> _PROBLEM_
Could you repeat the records below exactly, leaving out any pictures?

◆ ◆ ◆ ◆ ◆ ◆ ◆

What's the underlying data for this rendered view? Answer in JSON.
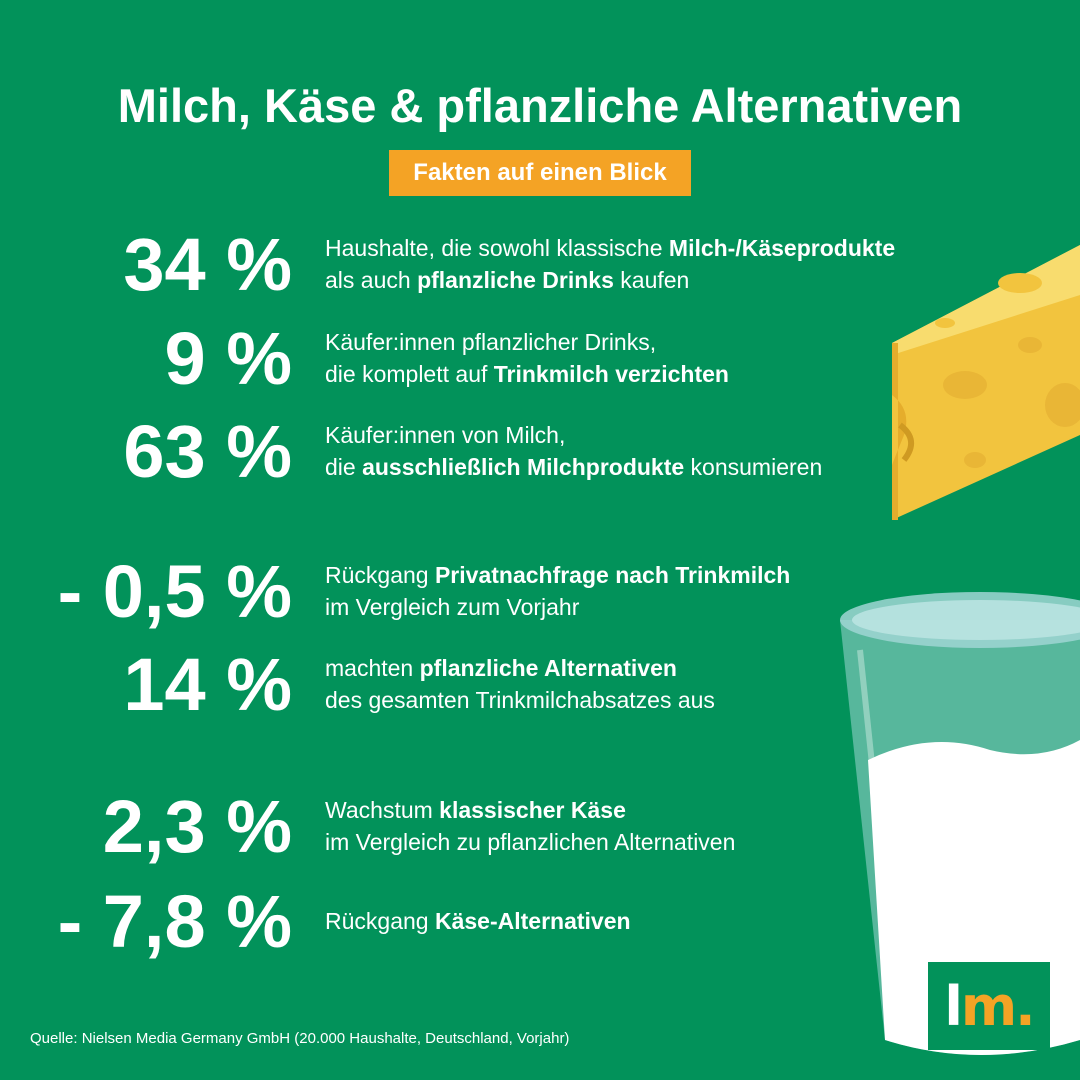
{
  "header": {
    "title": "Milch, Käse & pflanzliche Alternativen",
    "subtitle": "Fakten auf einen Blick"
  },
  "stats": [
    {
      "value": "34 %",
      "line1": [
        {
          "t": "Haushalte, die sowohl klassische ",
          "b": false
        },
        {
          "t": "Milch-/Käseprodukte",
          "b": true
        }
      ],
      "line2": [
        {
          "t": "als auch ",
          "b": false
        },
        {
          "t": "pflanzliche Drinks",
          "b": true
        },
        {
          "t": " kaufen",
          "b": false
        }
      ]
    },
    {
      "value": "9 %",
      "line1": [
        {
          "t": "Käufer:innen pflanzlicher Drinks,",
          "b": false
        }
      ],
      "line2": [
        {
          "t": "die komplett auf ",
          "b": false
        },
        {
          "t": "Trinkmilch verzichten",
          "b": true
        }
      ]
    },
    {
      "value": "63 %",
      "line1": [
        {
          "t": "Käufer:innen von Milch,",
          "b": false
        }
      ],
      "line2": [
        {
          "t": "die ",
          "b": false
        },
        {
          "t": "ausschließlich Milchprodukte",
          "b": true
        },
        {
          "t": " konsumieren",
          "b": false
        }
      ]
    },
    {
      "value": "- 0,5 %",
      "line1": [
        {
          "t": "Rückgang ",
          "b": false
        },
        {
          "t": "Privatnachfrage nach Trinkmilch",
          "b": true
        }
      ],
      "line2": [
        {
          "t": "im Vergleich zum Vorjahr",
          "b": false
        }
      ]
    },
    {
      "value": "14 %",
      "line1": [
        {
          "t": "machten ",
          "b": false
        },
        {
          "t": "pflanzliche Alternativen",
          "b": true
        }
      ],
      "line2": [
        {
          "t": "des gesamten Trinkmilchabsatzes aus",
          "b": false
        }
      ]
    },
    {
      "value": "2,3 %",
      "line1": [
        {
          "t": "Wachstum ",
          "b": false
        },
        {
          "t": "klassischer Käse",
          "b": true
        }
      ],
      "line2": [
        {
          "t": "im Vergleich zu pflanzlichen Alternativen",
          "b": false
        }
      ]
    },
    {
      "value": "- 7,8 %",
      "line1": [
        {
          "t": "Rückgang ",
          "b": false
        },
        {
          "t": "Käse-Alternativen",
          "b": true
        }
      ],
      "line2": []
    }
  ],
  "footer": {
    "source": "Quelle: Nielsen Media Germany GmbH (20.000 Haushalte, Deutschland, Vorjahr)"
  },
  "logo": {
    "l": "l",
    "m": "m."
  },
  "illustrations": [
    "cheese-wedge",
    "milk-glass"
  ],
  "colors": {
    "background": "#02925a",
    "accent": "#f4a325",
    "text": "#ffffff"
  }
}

◆ ◆ ◆ ◆ ◆ ◆ ◆

> _EXERCISE RESPONSE_
What's the underlying data for this rendered view? Answer in JSON.
{
  "header": {
    "title": "Milch, Käse & pflanzliche Alternativen",
    "subtitle": "Fakten auf einen Blick"
  },
  "stats": [
    {
      "value": "34 %",
      "line1": [
        {
          "t": "Haushalte, die sowohl klassische ",
          "b": false
        },
        {
          "t": "Milch-/Käseprodukte",
          "b": true
        }
      ],
      "line2": [
        {
          "t": "als auch ",
          "b": false
        },
        {
          "t": "pflanzliche Drinks",
          "b": true
        },
        {
          "t": " kaufen",
          "b": false
        }
      ]
    },
    {
      "value": "9 %",
      "line1": [
        {
          "t": "Käufer:innen pflanzlicher Drinks,",
          "b": false
        }
      ],
      "line2": [
        {
          "t": "die komplett auf ",
          "b": false
        },
        {
          "t": "Trinkmilch verzichten",
          "b": true
        }
      ]
    },
    {
      "value": "63 %",
      "line1": [
        {
          "t": "Käufer:innen von Milch,",
          "b": false
        }
      ],
      "line2": [
        {
          "t": "die ",
          "b": false
        },
        {
          "t": "ausschließlich Milchprodukte",
          "b": true
        },
        {
          "t": " konsumieren",
          "b": false
        }
      ]
    },
    {
      "value": "- 0,5 %",
      "line1": [
        {
          "t": "Rückgang ",
          "b": false
        },
        {
          "t": "Privatnachfrage nach Trinkmilch",
          "b": true
        }
      ],
      "line2": [
        {
          "t": "im Vergleich zum Vorjahr",
          "b": false
        }
      ]
    },
    {
      "value": "14 %",
      "line1": [
        {
          "t": "machten ",
          "b": false
        },
        {
          "t": "pflanzliche Alternativen",
          "b": true
        }
      ],
      "line2": [
        {
          "t": "des gesamten Trinkmilchabsatzes aus",
          "b": false
        }
      ]
    },
    {
      "value": "2,3 %",
      "line1": [
        {
          "t": "Wachstum ",
          "b": false
        },
        {
          "t": "klassischer Käse",
          "b": true
        }
      ],
      "line2": [
        {
          "t": "im Vergleich zu pflanzlichen Alternativen",
          "b": false
        }
      ]
    },
    {
      "value": "- 7,8 %",
      "line1": [
        {
          "t": "Rückgang ",
          "b": false
        },
        {
          "t": "Käse-Alternativen",
          "b": true
        }
      ],
      "line2": []
    }
  ],
  "footer": {
    "source": "Quelle: Nielsen Media Germany GmbH (20.000 Haushalte, Deutschland, Vorjahr)"
  },
  "logo": {
    "l": "l",
    "m": "m."
  },
  "illustrations": [
    "cheese-wedge",
    "milk-glass"
  ],
  "colors": {
    "background": "#02925a",
    "accent": "#f4a325",
    "text": "#ffffff"
  }
}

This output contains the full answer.